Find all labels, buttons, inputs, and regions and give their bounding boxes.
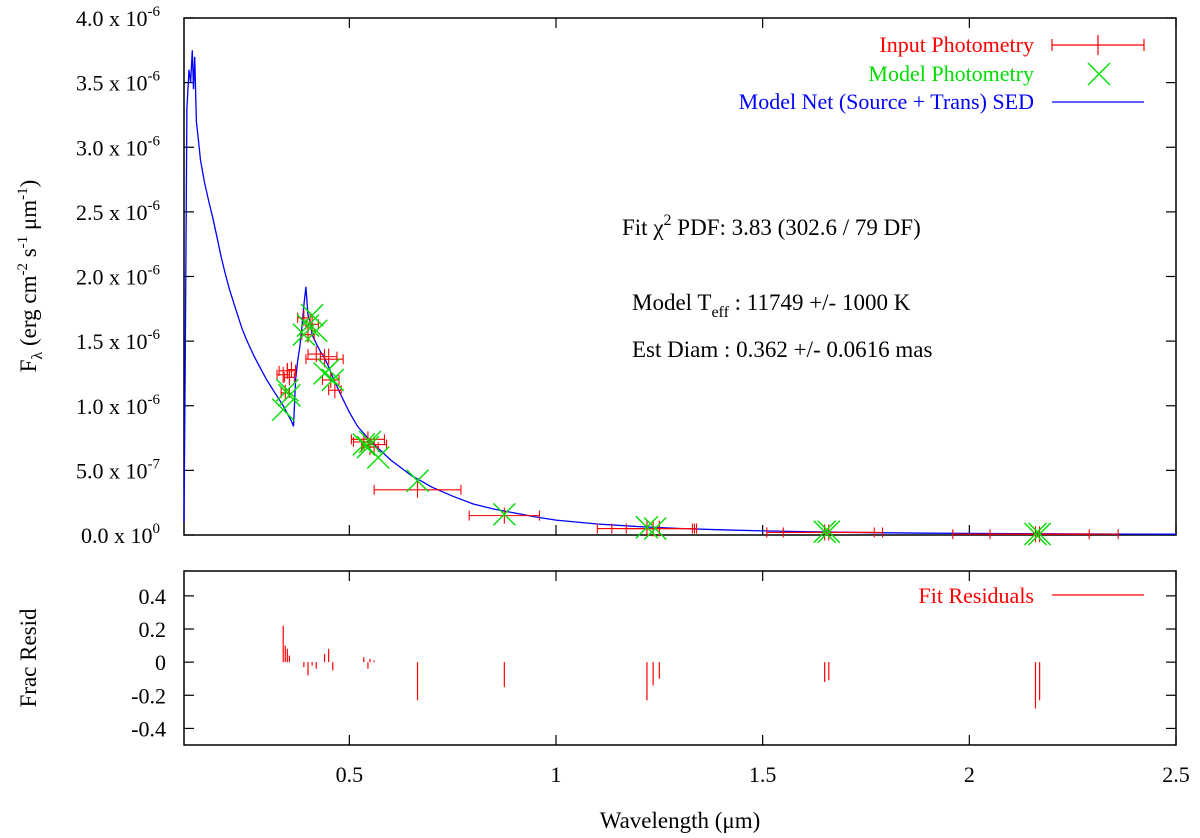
diameter-annotation: Est Diam : 0.362 +/- 0.0616 mas bbox=[632, 337, 932, 362]
chi2-annotation: Fit χ2 PDF: 3.83 (302.6 / 79 DF) bbox=[622, 212, 921, 240]
model-photometry-point bbox=[1023, 522, 1047, 546]
cross-stroke bbox=[643, 517, 667, 541]
cross-stroke bbox=[300, 303, 324, 327]
cross-stroke bbox=[292, 323, 316, 347]
sed-y-tick-label: 0.0 x 100 bbox=[81, 521, 160, 548]
model-photometry-point bbox=[643, 517, 667, 541]
cross-stroke bbox=[358, 430, 382, 454]
residual-y-tick-label: 0.2 bbox=[139, 617, 167, 642]
residual-plot-frame bbox=[183, 570, 1177, 746]
sed-y-tick-label: 3.5 x 10-6 bbox=[76, 69, 160, 96]
x-tick-label: 1.5 bbox=[749, 762, 777, 787]
legend-model-photometry-symbol bbox=[1087, 62, 1111, 86]
sed-y-tick-label: 2.5 x 10-6 bbox=[76, 198, 160, 225]
input-photometry-point bbox=[328, 382, 342, 399]
model-photometry-point bbox=[292, 323, 316, 347]
sed-y-tick-label: 1.5 x 10-6 bbox=[76, 327, 160, 354]
cross-stroke bbox=[813, 520, 837, 544]
model-photometry-point bbox=[352, 433, 376, 457]
cross-stroke bbox=[317, 358, 341, 382]
x-tick-label: 2.5 bbox=[1162, 762, 1190, 787]
sed-y-axis-title: Fλ (erg cm-2 s-1 μm-1) bbox=[15, 180, 46, 373]
sed-y-tick-label: 2.0 x 10-6 bbox=[76, 263, 160, 290]
sed-y-tick-label: 3.0 x 10-6 bbox=[76, 133, 160, 160]
x-axis-title: Wavelength (μm) bbox=[600, 808, 761, 833]
residual-x-ticks: 0.5 1 1.5 2 2.5 bbox=[336, 571, 1190, 787]
residual-y-tick-label: 0 bbox=[155, 650, 166, 675]
residual-legend: Fit Residuals bbox=[918, 583, 1144, 608]
cross-stroke bbox=[352, 433, 376, 457]
model-photometry-point bbox=[300, 303, 324, 327]
input-photometry-point bbox=[468, 507, 541, 524]
cross-stroke bbox=[1023, 522, 1047, 546]
model-photometry-point bbox=[406, 469, 430, 493]
model-photometry-point bbox=[813, 520, 837, 544]
model-photometry-point bbox=[275, 378, 299, 402]
x-tick-label: 1 bbox=[551, 762, 562, 787]
model-photometry-point bbox=[1028, 522, 1052, 546]
legend-model-sed-label: Model Net (Source + Trans) SED bbox=[739, 89, 1034, 114]
input-photometry-series bbox=[276, 309, 1119, 543]
sed-legend: Input Photometry Model Photometry Model … bbox=[739, 32, 1145, 114]
sed-x-ticks bbox=[348, 18, 1177, 535]
x-tick-label: 2 bbox=[964, 762, 975, 787]
model-photometry-point bbox=[321, 368, 345, 392]
cross-stroke bbox=[1028, 522, 1052, 546]
cross-stroke bbox=[492, 502, 516, 526]
input-photometry-point bbox=[361, 436, 388, 453]
residual-y-tick-label: -0.2 bbox=[131, 683, 166, 708]
input-photometry-point bbox=[319, 348, 338, 365]
model-photometry-point bbox=[492, 502, 516, 526]
cross-stroke bbox=[271, 398, 295, 422]
residual-y-tick-label: -0.4 bbox=[131, 716, 166, 741]
model-photometry-point bbox=[635, 515, 659, 539]
cross-stroke bbox=[817, 520, 841, 544]
legend-fit-residuals-label: Fit Residuals bbox=[918, 583, 1034, 608]
legend-input-photometry-label: Input Photometry bbox=[879, 32, 1034, 57]
model-photometry-point bbox=[817, 520, 841, 544]
model-photometry-point bbox=[366, 445, 390, 469]
sed-y-tick-label: 1.0 x 10-6 bbox=[76, 392, 160, 419]
cross-stroke bbox=[304, 319, 328, 343]
residual-y-axis-title: Frac Resid bbox=[16, 608, 41, 708]
x-tick-label: 0.5 bbox=[336, 762, 364, 787]
input-photometry-point bbox=[286, 361, 297, 378]
cross-stroke bbox=[635, 515, 659, 539]
model-photometry-point bbox=[277, 383, 301, 407]
cross-stroke bbox=[321, 368, 345, 392]
residual-y-ticks: 0.4 0.2 0 -0.2 -0.4 bbox=[131, 584, 1176, 741]
sed-y-ticks: 0.0 x 100 5.0 x 10-7 1.0 x 10-6 1.5 x 10-6 2… bbox=[76, 4, 1176, 548]
cross-stroke bbox=[275, 378, 299, 402]
model-photometry-point bbox=[304, 319, 328, 343]
residual-y-tick-label: 0.4 bbox=[139, 584, 167, 609]
cross-stroke bbox=[406, 469, 430, 493]
input-photometry-point bbox=[373, 481, 462, 498]
model-photometry-point bbox=[271, 398, 295, 422]
sed-y-tick-label: 4.0 x 10-6 bbox=[76, 4, 160, 31]
cross-stroke bbox=[366, 445, 390, 469]
cross-stroke bbox=[277, 383, 301, 407]
input-photometry-point bbox=[625, 520, 693, 537]
residual-series bbox=[282, 625, 1041, 709]
input-photometry-point bbox=[283, 369, 295, 386]
model-photometry-series bbox=[271, 303, 1052, 546]
legend-input-photometry-symbol bbox=[1051, 35, 1145, 55]
legend-model-photometry-label: Model Photometry bbox=[868, 61, 1034, 86]
model-photometry-point bbox=[358, 430, 382, 454]
teff-annotation: Model Teff : 11749 +/- 1000 K bbox=[632, 290, 911, 321]
sed-y-tick-label: 5.0 x 10-7 bbox=[76, 456, 160, 483]
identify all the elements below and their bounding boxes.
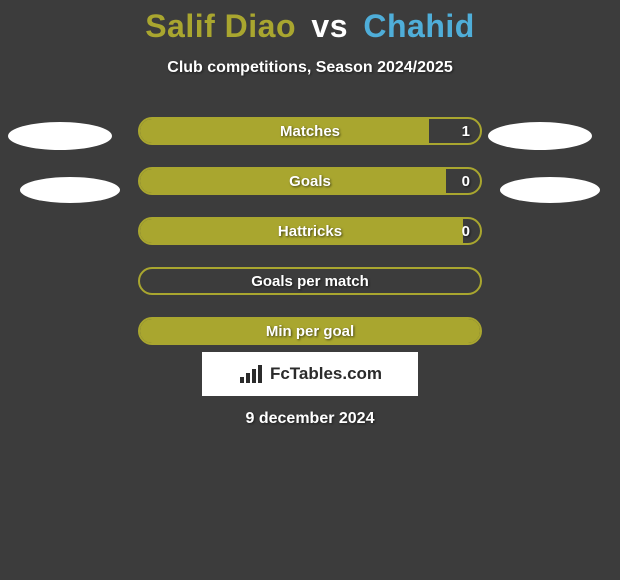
stat-row: Goals per match [138,267,482,295]
decorative-ellipse [8,122,112,150]
stats-rows: Matches1 Goals0 Hattricks0 Goals per match M… [0,117,620,345]
vs-label: vs [311,8,348,44]
player2-name: Chahid [363,8,474,44]
stat-row: Min per goal [138,317,482,345]
stat-right-value: 1 [462,119,470,143]
stat-row: Matches1 [138,117,482,145]
comparison-card: Salif Diao vs Chahid Club competitions, … [0,0,620,580]
bar-right-segment [473,119,480,143]
bar-left-segment [140,119,429,143]
badge-text: FcTables.com [270,364,382,384]
stat-row: Goals0 [138,167,482,195]
stat-row: Hattricks0 [138,217,482,245]
bar-center-segment [140,219,463,243]
bar-center-segment [140,269,480,293]
decorative-ellipse [500,177,600,203]
source-badge: FcTables.com [202,352,418,396]
stat-right-value: 0 [462,219,470,243]
date-label: 9 december 2024 [0,410,620,428]
decorative-ellipse [488,122,592,150]
decorative-ellipse [20,177,120,203]
player1-name: Salif Diao [145,8,296,44]
bar-center-segment [140,319,480,343]
stat-right-value: 0 [462,169,470,193]
bars-icon [238,363,266,385]
subtitle: Club competitions, Season 2024/2025 [0,59,620,77]
bar-right-segment [473,169,480,193]
page-title: Salif Diao vs Chahid [0,0,620,45]
bar-left-segment [140,169,446,193]
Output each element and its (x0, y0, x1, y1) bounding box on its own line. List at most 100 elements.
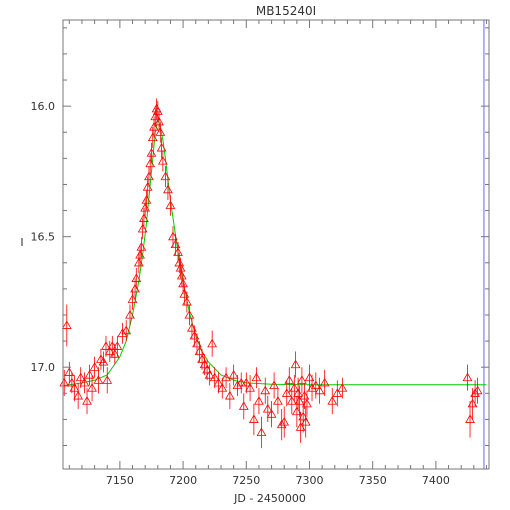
data-point (192, 333, 202, 355)
triangle-marker (179, 289, 190, 298)
data-point (121, 320, 132, 342)
data-point (131, 267, 142, 289)
data-point (175, 257, 186, 279)
data-point (204, 364, 215, 386)
triangle-marker (232, 380, 243, 390)
triangle-marker (294, 396, 305, 405)
triangle-marker (238, 401, 249, 410)
y-tick-label: 16.5 (31, 231, 56, 244)
data-point (107, 335, 118, 357)
x-tick-label: 7150 (106, 474, 134, 487)
data-point (199, 354, 210, 376)
data-point (66, 372, 77, 394)
data-point (260, 377, 271, 404)
triangle-marker (269, 380, 279, 390)
data-point (221, 367, 231, 389)
triangle-marker (279, 417, 290, 426)
triangle-marker (184, 309, 195, 319)
data-point (245, 375, 255, 402)
data-point (79, 372, 90, 394)
triangle-marker (87, 383, 97, 392)
data-point (281, 380, 292, 407)
data-point (156, 137, 167, 159)
triangle-marker (241, 377, 252, 387)
x-axis-label: JD - 2450000 (233, 492, 306, 505)
triangle-marker (170, 239, 181, 249)
triangle-marker (73, 390, 84, 400)
triangle-marker (173, 247, 183, 256)
triangle-marker (61, 320, 72, 329)
data-point (327, 388, 338, 415)
triangle-marker (125, 309, 135, 319)
data-point (228, 364, 239, 386)
data-point (266, 401, 277, 428)
data-point (248, 403, 259, 436)
triangle-marker (291, 406, 302, 416)
data-point (176, 265, 187, 287)
data-point (73, 382, 84, 409)
triangle-marker (299, 390, 310, 400)
triangle-marker (332, 388, 343, 397)
triangle-marker (112, 341, 123, 350)
data-point (294, 385, 305, 417)
triangle-marker (209, 372, 220, 382)
triangle-marker (175, 262, 186, 272)
triangle-marker (213, 377, 224, 387)
triangle-marker (202, 364, 212, 374)
data-point (470, 380, 480, 407)
data-point (104, 341, 115, 362)
triangle-marker (75, 372, 86, 382)
triangle-marker (145, 158, 156, 168)
data-point (89, 356, 100, 378)
data-point (194, 341, 205, 362)
triangle-marker (66, 377, 77, 387)
triangle-marker (236, 377, 247, 387)
triangle-marker (155, 127, 166, 136)
data-point (154, 111, 164, 133)
triangle-marker (168, 231, 178, 241)
data-point (300, 406, 311, 438)
triangle-marker (197, 354, 207, 363)
data-point (82, 388, 92, 415)
triangle-marker (69, 383, 80, 392)
triangle-marker (117, 328, 128, 337)
data-point (462, 364, 473, 391)
data-point (238, 393, 249, 420)
data-point (96, 348, 106, 370)
triangle-marker (147, 132, 158, 142)
data-points-layer (59, 98, 483, 449)
data-point (284, 367, 295, 394)
triangle-marker (256, 427, 267, 437)
data-point (286, 388, 297, 415)
model-curve-layer (64, 119, 487, 386)
triangle-marker (245, 383, 255, 392)
x-tick-label: 7400 (422, 474, 450, 487)
data-point (69, 375, 80, 402)
triangle-marker (273, 396, 283, 405)
data-point (136, 236, 147, 258)
triangle-marker (304, 372, 315, 382)
triangle-marker (462, 372, 473, 382)
data-point (297, 367, 307, 394)
data-point (332, 380, 343, 407)
data-point (160, 166, 171, 188)
triangle-marker (472, 385, 483, 395)
triangle-marker (276, 419, 287, 429)
triangle-marker (93, 375, 104, 384)
data-point (146, 142, 157, 164)
axis-tick-labels: 7150 7200 7250 7300 7350 7400 16.0 16.5 17.0 (31, 100, 450, 487)
triangle-marker (465, 414, 475, 423)
data-point (187, 317, 197, 339)
triangle-marker (139, 213, 149, 222)
data-point (302, 390, 312, 417)
y-tick-label: 16.0 (31, 100, 56, 113)
triangle-marker (104, 346, 115, 356)
data-point (236, 372, 247, 394)
triangle-marker (146, 148, 157, 157)
triangle-marker (178, 278, 188, 288)
triangle-marker (221, 372, 231, 382)
triangle-marker (137, 223, 148, 233)
data-point (179, 283, 190, 305)
triangle-marker (82, 396, 92, 405)
data-point (207, 330, 218, 357)
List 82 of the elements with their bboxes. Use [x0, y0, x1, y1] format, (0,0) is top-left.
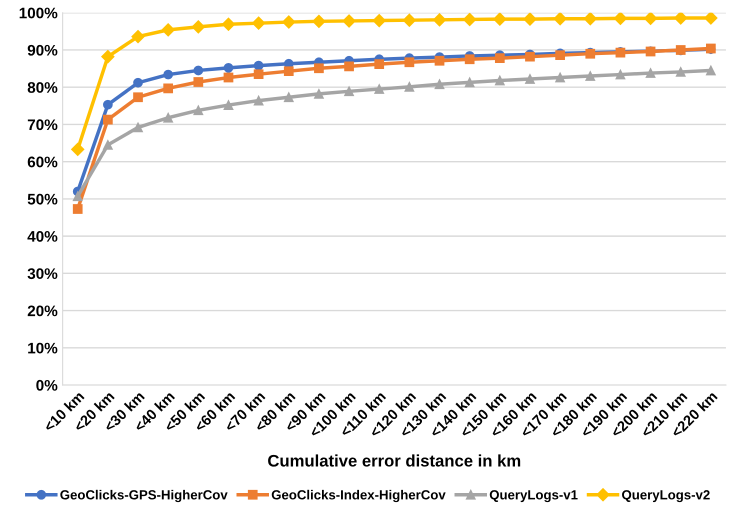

Short exercise
Between the lines holding "stat-row: Goals per match [138,267,482,295]" and "subtitle: Club competitions, Season", inclusive, swap "bar-center-segment" for "bar-middle-segment" and reproduce those lines with everything else unchanged.

Complete answer
stat-row: Goals per match [138,267,482,295]
decorative-ellipse [8,122,112,150]
stats-rows: Matches1 Goals0 Hattricks0 Goals per match M… [0,117,620,345]
vs-label: vs [311,8,348,44]
player2-name: Chahid [363,8,474,44]
stat-row: Min per goal [138,317,482,345]
stat-right-value: 1 [462,119,470,143]
stat-row: Matches1 [138,117,482,145]
comparison-card: Salif Diao vs Chahid Club competitions, … [0,0,620,580]
bar-right-segment [473,119,480,143]
bar-left-segment [140,119,429,143]
badge-text: FcTables.com [270,364,382,384]
stat-row: Goals0 [138,167,482,195]
stat-row: Hattricks0 [138,217,482,245]
bar-middle-segment [140,219,463,243]
bar-middle-segment [140,269,480,293]
decorative-ellipse [500,177,600,203]
source-badge: FcTables.com [202,352,418,396]
stat-right-value: 0 [462,219,470,243]
date-label: 9 december 2024 [0,410,620,428]
decorative-ellipse [488,122,592,150]
decorative-ellipse [20,177,120,203]
player1-name: Salif Diao [145,8,296,44]
bar-middle-segment [140,319,480,343]
stat-right-value: 0 [462,169,470,193]
bars-icon [238,363,266,385]
subtitle: Club competitions, Season 2024/2025 [0,59,620,77]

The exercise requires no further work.